__TASK__
Tally up how many lines in the listing below contain the string "b²d²", and give only the total.

__SUPPLIED RECORDS__
******************************
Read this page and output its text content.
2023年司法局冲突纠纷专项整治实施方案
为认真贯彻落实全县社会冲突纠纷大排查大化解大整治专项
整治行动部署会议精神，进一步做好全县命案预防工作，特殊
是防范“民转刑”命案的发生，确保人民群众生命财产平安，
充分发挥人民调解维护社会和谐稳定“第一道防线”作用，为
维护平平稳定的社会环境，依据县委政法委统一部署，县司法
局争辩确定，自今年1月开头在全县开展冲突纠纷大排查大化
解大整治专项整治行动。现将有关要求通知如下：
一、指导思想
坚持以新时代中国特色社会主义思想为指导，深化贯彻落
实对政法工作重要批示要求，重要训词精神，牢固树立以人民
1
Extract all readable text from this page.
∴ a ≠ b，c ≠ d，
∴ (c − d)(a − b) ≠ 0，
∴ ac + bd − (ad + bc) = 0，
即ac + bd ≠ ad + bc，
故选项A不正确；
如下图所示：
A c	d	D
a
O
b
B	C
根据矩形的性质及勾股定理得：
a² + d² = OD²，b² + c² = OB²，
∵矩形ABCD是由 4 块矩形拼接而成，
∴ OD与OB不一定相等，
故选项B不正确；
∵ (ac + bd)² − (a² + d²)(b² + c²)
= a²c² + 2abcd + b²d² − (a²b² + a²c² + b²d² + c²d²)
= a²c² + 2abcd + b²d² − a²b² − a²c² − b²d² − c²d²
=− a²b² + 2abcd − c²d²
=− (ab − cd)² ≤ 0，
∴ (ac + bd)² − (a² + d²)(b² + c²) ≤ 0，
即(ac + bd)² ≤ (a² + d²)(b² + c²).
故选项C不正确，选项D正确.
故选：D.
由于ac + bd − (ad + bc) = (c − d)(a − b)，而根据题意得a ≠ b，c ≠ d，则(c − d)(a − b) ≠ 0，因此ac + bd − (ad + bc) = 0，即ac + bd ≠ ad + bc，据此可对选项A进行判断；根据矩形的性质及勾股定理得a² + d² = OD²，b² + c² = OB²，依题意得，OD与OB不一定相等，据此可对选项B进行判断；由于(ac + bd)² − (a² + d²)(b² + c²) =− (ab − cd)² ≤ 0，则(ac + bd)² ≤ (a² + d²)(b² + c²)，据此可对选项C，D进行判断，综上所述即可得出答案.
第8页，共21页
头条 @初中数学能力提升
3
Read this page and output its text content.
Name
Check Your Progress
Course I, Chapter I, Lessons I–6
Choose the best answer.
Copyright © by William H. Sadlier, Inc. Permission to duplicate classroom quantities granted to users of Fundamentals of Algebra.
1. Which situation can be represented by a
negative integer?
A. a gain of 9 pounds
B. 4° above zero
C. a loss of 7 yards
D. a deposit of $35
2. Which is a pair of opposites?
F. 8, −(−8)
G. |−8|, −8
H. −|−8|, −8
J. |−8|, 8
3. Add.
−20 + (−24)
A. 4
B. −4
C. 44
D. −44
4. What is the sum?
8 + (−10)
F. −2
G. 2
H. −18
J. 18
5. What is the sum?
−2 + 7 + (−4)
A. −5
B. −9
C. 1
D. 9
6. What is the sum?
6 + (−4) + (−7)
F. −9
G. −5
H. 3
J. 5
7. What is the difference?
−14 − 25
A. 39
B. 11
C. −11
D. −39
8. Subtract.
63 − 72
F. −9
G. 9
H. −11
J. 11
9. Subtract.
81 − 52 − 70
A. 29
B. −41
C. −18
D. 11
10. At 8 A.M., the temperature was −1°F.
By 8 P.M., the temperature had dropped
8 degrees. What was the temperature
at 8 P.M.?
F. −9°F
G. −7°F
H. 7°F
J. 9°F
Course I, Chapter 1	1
******************************
__CORRECT ANSWER__
2